── Data rows ──
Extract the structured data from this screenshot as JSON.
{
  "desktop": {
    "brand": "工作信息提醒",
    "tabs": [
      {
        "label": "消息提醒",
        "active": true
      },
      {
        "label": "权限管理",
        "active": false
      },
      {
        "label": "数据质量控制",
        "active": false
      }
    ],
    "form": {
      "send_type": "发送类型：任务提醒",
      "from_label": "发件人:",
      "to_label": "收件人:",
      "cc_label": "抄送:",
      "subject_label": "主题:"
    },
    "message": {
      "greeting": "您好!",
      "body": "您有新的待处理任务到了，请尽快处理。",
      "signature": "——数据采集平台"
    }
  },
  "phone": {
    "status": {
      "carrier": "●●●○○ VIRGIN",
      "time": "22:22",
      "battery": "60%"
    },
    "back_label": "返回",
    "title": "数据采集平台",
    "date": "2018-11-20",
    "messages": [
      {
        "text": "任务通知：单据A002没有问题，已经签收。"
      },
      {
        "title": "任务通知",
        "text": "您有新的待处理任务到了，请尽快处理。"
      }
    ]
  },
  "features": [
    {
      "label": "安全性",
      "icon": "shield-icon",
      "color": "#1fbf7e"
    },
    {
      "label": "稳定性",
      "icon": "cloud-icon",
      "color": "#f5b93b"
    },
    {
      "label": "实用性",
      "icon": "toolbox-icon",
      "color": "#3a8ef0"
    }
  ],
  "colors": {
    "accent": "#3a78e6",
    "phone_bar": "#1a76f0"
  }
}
───
> Problem details
Every entry should be printed again exactly as it stands.

> Problem solution
Extract the structured data from this screenshot as JSON.
{
  "desktop": {
    "brand": "工作信息提醒",
    "tabs": [
      {
        "label": "消息提醒",
        "active": true
      },
      {
        "label": "权限管理",
        "active": false
      },
      {
        "label": "数据质量控制",
        "active": false
      }
    ],
    "form": {
      "send_type": "发送类型：任务提醒",
      "from_label": "发件人:",
      "to_label": "收件人:",
      "cc_label": "抄送:",
      "subject_label": "主题:"
    },
    "message": {
      "greeting": "您好!",
      "body": "您有新的待处理任务到了，请尽快处理。",
      "signature": "——数据采集平台"
    }
  },
  "phone": {
    "status": {
      "carrier": "●●●○○ VIRGIN",
      "time": "22:22",
      "battery": "60%"
    },
    "back_label": "返回",
    "title": "数据采集平台",
    "date": "2018-11-20",
    "messages": [
      {
        "text": "任务通知：单据A002没有问题，已经签收。"
      },
      {
        "title": "任务通知",
        "text": "您有新的待处理任务到了，请尽快处理。"
      }
    ]
  },
  "features": [
    {
      "label": "安全性",
      "icon": "shield-icon",
      "color": "#1fbf7e"
    },
    {
      "label": "稳定性",
      "icon": "cloud-icon",
      "color": "#f5b93b"
    },
    {
      "label": "实用性",
      "icon": "toolbox-icon",
      "color": "#3a8ef0"
    }
  ],
  "colors": {
    "accent": "#3a78e6",
    "phone_bar": "#1a76f0"
  }
}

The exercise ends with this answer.